● STATED EXERCISE
Transcribe each line exactly.
>> START MATERIAL FOR THIS EXERCISE
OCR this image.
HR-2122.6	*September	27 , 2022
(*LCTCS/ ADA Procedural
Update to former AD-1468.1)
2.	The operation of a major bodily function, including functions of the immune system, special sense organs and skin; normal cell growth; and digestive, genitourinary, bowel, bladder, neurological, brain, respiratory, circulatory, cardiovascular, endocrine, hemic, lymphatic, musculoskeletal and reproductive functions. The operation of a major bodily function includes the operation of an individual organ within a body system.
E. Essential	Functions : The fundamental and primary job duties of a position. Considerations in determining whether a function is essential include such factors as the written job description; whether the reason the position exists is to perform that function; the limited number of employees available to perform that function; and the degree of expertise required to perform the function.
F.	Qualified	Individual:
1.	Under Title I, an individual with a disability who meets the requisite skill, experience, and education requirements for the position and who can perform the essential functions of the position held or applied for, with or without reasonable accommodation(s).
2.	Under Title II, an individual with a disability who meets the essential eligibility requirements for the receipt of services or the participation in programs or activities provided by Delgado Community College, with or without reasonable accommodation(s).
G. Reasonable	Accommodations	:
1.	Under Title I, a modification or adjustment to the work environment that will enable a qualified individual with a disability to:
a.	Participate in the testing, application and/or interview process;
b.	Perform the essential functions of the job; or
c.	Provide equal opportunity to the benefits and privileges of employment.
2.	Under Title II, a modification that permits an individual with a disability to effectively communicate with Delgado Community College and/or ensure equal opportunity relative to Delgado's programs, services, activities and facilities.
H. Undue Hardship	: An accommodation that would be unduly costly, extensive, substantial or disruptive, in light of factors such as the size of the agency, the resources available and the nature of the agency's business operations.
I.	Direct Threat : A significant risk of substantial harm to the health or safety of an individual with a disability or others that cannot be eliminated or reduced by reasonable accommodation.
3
>> END MATERIAL FOR THIS EXERCISE
● WRITTEN ANSWER
OCR this image.
HR-2122.6	*September	27 , 2022
(*LCTCS/ ADA Procedural
Update to former AD-1468.1)
2.	The operation of a major bodily function, including functions of the immune system, special sense organs and skin; normal cell growth; and digestive, genitourinary, bowel, bladder, neurological, brain, respiratory, circulatory, cardiovascular, endocrine, hemic, lymphatic, musculoskeletal and reproductive functions. The operation of a major bodily function includes the operation of an individual organ within a body system.
E. Essential	Functions : The fundamental and primary job duties of a position. Considerations in determining whether a function is essential include such factors as the written job description; whether the reason the position exists is to perform that function; the limited number of employees available to perform that function; and the degree of expertise required to perform the function.
F.	Qualified	Individual:
1.	Under Title I, an individual with a disability who meets the requisite skill, experience, and education requirements for the position and who can perform the essential functions of the position held or applied for, with or without reasonable accommodation(s).
2.	Under Title II, an individual with a disability who meets the essential eligibility requirements for the receipt of services or the participation in programs or activities provided by Delgado Community College, with or without reasonable accommodation(s).
G. Reasonable	Accommodations	:
1.	Under Title I, a modification or adjustment to the work environment that will enable a qualified individual with a disability to:
a.	Participate in the testing, application and/or interview process;
b.	Perform the essential functions of the job; or
c.	Provide equal opportunity to the benefits and privileges of employment.
2.	Under Title II, a modification that permits an individual with a disability to effectively communicate with Delgado Community College and/or ensure equal opportunity relative to Delgado's programs, services, activities and facilities.
H. Undue Hardship	: An accommodation that would be unduly costly, extensive, substantial or disruptive, in light of factors such as the size of the agency, the resources available and the nature of the agency's business operations.
I.	Direct Threat : A significant risk of substantial harm to the health or safety of an individual with a disability or others that cannot be eliminated or reduced by reasonable accommodation.
3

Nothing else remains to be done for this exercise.